Instructions for the task: Emit the entire listing verbatim.

Records supplied:
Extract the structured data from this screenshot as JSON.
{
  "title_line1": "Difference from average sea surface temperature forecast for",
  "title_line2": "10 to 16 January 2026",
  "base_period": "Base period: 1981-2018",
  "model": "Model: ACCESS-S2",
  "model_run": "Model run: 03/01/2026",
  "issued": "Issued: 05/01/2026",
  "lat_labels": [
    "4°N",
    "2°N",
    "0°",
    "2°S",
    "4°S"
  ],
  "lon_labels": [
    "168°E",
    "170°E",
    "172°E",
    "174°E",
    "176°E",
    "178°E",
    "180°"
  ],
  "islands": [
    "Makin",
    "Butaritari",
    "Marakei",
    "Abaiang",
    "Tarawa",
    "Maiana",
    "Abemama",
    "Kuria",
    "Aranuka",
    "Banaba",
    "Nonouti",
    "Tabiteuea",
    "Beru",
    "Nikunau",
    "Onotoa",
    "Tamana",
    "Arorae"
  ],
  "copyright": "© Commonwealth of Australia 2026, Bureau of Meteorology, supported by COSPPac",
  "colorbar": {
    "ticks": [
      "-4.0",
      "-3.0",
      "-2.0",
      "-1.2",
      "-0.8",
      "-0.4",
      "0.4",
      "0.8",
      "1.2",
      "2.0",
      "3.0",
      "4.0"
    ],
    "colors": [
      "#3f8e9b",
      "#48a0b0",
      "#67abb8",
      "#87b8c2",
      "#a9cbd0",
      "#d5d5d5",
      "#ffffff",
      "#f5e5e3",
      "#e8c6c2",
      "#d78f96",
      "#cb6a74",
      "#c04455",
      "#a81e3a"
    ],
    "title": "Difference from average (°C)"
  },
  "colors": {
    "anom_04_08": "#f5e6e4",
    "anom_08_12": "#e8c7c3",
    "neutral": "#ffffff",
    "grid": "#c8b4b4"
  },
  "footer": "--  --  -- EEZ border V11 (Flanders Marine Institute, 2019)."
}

Result below:
Extract the structured data from this screenshot as JSON.
{
  "title_line1": "Difference from average sea surface temperature forecast for",
  "title_line2": "10 to 16 January 2026",
  "base_period": "Base period: 1981-2018",
  "model": "Model: ACCESS-S2",
  "model_run": "Model run: 03/01/2026",
  "issued": "Issued: 05/01/2026",
  "lat_labels": [
    "4°N",
    "2°N",
    "0°",
    "2°S",
    "4°S"
  ],
  "lon_labels": [
    "168°E",
    "170°E",
    "172°E",
    "174°E",
    "176°E",
    "178°E",
    "180°"
  ],
  "islands": [
    "Makin",
    "Butaritari",
    "Marakei",
    "Abaiang",
    "Tarawa",
    "Maiana",
    "Abemama",
    "Kuria",
    "Aranuka",
    "Banaba",
    "Nonouti",
    "Tabiteuea",
    "Beru",
    "Nikunau",
    "Onotoa",
    "Tamana",
    "Arorae"
  ],
  "copyright": "© Commonwealth of Australia 2026, Bureau of Meteorology, supported by COSPPac",
  "colorbar": {
    "ticks": [
      "-4.0",
      "-3.0",
      "-2.0",
      "-1.2",
      "-0.8",
      "-0.4",
      "0.4",
      "0.8",
      "1.2",
      "2.0",
      "3.0",
      "4.0"
    ],
    "colors": [
      "#3f8e9b",
      "#48a0b0",
      "#67abb8",
      "#87b8c2",
      "#a9cbd0",
      "#d5d5d5",
      "#ffffff",
      "#f5e5e3",
      "#e8c6c2",
      "#d78f96",
      "#cb6a74",
      "#c04455",
      "#a81e3a"
    ],
    "title": "Difference from average (°C)"
  },
  "colors": {
    "anom_04_08": "#f5e6e4",
    "anom_08_12": "#e8c7c3",
    "neutral": "#ffffff",
    "grid": "#c8b4b4"
  },
  "footer": "--  --  -- EEZ border V11 (Flanders Marine Institute, 2019)."
}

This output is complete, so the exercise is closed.